Directions>
What follows is a listing; restate every line of it word for word.

Task inputs>
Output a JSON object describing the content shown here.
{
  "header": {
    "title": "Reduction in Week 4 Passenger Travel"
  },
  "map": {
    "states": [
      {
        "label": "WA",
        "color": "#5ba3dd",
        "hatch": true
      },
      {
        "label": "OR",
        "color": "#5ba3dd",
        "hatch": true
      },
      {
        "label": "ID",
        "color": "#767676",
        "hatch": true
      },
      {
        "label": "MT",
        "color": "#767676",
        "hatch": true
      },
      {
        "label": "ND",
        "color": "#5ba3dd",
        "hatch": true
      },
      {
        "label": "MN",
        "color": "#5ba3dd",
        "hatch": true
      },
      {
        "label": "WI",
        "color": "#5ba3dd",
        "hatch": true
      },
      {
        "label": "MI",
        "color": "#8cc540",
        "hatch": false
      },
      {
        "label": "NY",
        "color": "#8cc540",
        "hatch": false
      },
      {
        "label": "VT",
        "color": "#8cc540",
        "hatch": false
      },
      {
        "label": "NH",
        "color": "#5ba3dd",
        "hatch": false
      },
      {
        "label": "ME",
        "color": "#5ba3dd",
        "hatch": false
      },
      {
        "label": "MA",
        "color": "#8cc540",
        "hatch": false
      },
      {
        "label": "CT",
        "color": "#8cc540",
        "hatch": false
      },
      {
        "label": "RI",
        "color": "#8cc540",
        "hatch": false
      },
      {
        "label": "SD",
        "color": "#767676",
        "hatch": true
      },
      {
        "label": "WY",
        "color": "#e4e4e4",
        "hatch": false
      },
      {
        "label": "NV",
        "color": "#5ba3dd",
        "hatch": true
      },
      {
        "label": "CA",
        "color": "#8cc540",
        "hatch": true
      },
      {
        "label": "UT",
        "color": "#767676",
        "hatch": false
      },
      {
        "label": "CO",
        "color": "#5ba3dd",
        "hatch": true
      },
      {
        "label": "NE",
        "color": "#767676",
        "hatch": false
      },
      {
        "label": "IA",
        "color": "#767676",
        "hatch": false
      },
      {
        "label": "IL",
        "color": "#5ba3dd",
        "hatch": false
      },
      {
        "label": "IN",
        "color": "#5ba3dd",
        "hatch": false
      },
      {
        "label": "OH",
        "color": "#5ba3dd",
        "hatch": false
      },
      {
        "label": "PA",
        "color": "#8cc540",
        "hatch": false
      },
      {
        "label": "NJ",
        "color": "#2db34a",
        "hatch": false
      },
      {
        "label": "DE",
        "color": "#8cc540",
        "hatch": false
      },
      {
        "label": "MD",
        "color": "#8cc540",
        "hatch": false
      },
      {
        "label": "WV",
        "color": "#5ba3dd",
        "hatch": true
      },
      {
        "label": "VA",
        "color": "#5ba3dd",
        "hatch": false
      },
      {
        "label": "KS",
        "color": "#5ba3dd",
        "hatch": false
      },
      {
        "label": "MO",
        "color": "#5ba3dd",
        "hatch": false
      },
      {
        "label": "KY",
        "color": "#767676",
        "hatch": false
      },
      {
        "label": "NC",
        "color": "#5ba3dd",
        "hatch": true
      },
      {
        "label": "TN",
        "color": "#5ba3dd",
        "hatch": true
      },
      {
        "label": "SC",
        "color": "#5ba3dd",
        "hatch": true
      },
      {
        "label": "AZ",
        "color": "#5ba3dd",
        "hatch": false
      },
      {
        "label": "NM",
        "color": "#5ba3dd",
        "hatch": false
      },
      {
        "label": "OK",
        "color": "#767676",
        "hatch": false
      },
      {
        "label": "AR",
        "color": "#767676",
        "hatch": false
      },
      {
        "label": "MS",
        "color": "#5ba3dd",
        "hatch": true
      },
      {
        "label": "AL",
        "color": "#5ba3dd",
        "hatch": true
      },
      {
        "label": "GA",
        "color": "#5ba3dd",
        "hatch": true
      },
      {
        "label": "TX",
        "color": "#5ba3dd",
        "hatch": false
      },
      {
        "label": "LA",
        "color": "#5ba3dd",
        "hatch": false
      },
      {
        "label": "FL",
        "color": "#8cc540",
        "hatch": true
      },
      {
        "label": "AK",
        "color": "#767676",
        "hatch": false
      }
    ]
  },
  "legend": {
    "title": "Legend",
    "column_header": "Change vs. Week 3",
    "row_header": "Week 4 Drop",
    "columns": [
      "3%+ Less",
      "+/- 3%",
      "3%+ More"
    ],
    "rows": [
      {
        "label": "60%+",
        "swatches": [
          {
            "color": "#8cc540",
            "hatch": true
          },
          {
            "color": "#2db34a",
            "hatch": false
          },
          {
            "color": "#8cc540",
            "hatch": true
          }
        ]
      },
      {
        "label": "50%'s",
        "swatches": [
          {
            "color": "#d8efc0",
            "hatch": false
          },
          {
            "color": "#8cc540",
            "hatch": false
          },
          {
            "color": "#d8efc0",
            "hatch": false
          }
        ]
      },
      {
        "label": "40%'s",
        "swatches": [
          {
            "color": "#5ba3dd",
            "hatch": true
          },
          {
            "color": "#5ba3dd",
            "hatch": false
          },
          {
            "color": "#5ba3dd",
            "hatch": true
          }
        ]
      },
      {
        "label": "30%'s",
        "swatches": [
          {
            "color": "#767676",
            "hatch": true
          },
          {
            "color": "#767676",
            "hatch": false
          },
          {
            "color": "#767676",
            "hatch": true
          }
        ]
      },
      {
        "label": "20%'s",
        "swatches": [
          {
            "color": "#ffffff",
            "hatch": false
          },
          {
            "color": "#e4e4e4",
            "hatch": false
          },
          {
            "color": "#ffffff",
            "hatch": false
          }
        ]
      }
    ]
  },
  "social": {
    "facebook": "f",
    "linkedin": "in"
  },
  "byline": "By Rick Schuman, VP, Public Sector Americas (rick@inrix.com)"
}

The completed task>
Output a JSON object describing the content shown here.
{
  "header": {
    "title": "Reduction in Week 4 Passenger Travel"
  },
  "map": {
    "states": [
      {
        "label": "WA",
        "color": "#5ba3dd",
        "hatch": true
      },
      {
        "label": "OR",
        "color": "#5ba3dd",
        "hatch": true
      },
      {
        "label": "ID",
        "color": "#767676",
        "hatch": true
      },
      {
        "label": "MT",
        "color": "#767676",
        "hatch": true
      },
      {
        "label": "ND",
        "color": "#5ba3dd",
        "hatch": true
      },
      {
        "label": "MN",
        "color": "#5ba3dd",
        "hatch": true
      },
      {
        "label": "WI",
        "color": "#5ba3dd",
        "hatch": true
      },
      {
        "label": "MI",
        "color": "#8cc540",
        "hatch": false
      },
      {
        "label": "NY",
        "color": "#8cc540",
        "hatch": false
      },
      {
        "label": "VT",
        "color": "#8cc540",
        "hatch": false
      },
      {
        "label": "NH",
        "color": "#5ba3dd",
        "hatch": false
      },
      {
        "label": "ME",
        "color": "#5ba3dd",
        "hatch": false
      },
      {
        "label": "MA",
        "color": "#8cc540",
        "hatch": false
      },
      {
        "label": "CT",
        "color": "#8cc540",
        "hatch": false
      },
      {
        "label": "RI",
        "color": "#8cc540",
        "hatch": false
      },
      {
        "label": "SD",
        "color": "#767676",
        "hatch": true
      },
      {
        "label": "WY",
        "color": "#e4e4e4",
        "hatch": false
      },
      {
        "label": "NV",
        "color": "#5ba3dd",
        "hatch": true
      },
      {
        "label": "CA",
        "color": "#8cc540",
        "hatch": true
      },
      {
        "label": "UT",
        "color": "#767676",
        "hatch": false
      },
      {
        "label": "CO",
        "color": "#5ba3dd",
        "hatch": true
      },
      {
        "label": "NE",
        "color": "#767676",
        "hatch": false
      },
      {
        "label": "IA",
        "color": "#767676",
        "hatch": false
      },
      {
        "label": "IL",
        "color": "#5ba3dd",
        "hatch": false
      },
      {
        "label": "IN",
        "color": "#5ba3dd",
        "hatch": false
      },
      {
        "label": "OH",
        "color": "#5ba3dd",
        "hatch": false
      },
      {
        "label": "PA",
        "color": "#8cc540",
        "hatch": false
      },
      {
        "label": "NJ",
        "color": "#2db34a",
        "hatch": false
      },
      {
        "label": "DE",
        "color": "#8cc540",
        "hatch": false
      },
      {
        "label": "MD",
        "color": "#8cc540",
        "hatch": false
      },
      {
        "label": "WV",
        "color": "#5ba3dd",
        "hatch": true
      },
      {
        "label": "VA",
        "color": "#5ba3dd",
        "hatch": false
      },
      {
        "label": "KS",
        "color": "#5ba3dd",
        "hatch": false
      },
      {
        "label": "MO",
        "color": "#5ba3dd",
        "hatch": false
      },
      {
        "label": "KY",
        "color": "#767676",
        "hatch": false
      },
      {
        "label": "NC",
        "color": "#5ba3dd",
        "hatch": true
      },
      {
        "label": "TN",
        "color": "#5ba3dd",
        "hatch": true
      },
      {
        "label": "SC",
        "color": "#5ba3dd",
        "hatch": true
      },
      {
        "label": "AZ",
        "color": "#5ba3dd",
        "hatch": false
      },
      {
        "label": "NM",
        "color": "#5ba3dd",
        "hatch": false
      },
      {
        "label": "OK",
        "color": "#767676",
        "hatch": false
      },
      {
        "label": "AR",
        "color": "#767676",
        "hatch": false
      },
      {
        "label": "MS",
        "color": "#5ba3dd",
        "hatch": true
      },
      {
        "label": "AL",
        "color": "#5ba3dd",
        "hatch": true
      },
      {
        "label": "GA",
        "color": "#5ba3dd",
        "hatch": true
      },
      {
        "label": "TX",
        "color": "#5ba3dd",
        "hatch": false
      },
      {
        "label": "LA",
        "color": "#5ba3dd",
        "hatch": false
      },
      {
        "label": "FL",
        "color": "#8cc540",
        "hatch": true
      },
      {
        "label": "AK",
        "color": "#767676",
        "hatch": false
      }
    ]
  },
  "legend": {
    "title": "Legend",
    "column_header": "Change vs. Week 3",
    "row_header": "Week 4 Drop",
    "columns": [
      "3%+ Less",
      "+/- 3%",
      "3%+ More"
    ],
    "rows": [
      {
        "label": "60%+",
        "swatches": [
          {
            "color": "#8cc540",
            "hatch": true
          },
          {
            "color": "#2db34a",
            "hatch": false
          },
          {
            "color": "#8cc540",
            "hatch": true
          }
        ]
      },
      {
        "label": "50%'s",
        "swatches": [
          {
            "color": "#d8efc0",
            "hatch": false
          },
          {
            "color": "#8cc540",
            "hatch": false
          },
          {
            "color": "#d8efc0",
            "hatch": false
          }
        ]
      },
      {
        "label": "40%'s",
        "swatches": [
          {
            "color": "#5ba3dd",
            "hatch": true
          },
          {
            "color": "#5ba3dd",
            "hatch": false
          },
          {
            "color": "#5ba3dd",
            "hatch": true
          }
        ]
      },
      {
        "label": "30%'s",
        "swatches": [
          {
            "color": "#767676",
            "hatch": true
          },
          {
            "color": "#767676",
            "hatch": false
          },
          {
            "color": "#767676",
            "hatch": true
          }
        ]
      },
      {
        "label": "20%'s",
        "swatches": [
          {
            "color": "#ffffff",
            "hatch": false
          },
          {
            "color": "#e4e4e4",
            "hatch": false
          },
          {
            "color": "#ffffff",
            "hatch": false
          }
        ]
      }
    ]
  },
  "social": {
    "facebook": "f",
    "linkedin": "in"
  },
  "byline": "By Rick Schuman, VP, Public Sector Americas (rick@inrix.com)"
}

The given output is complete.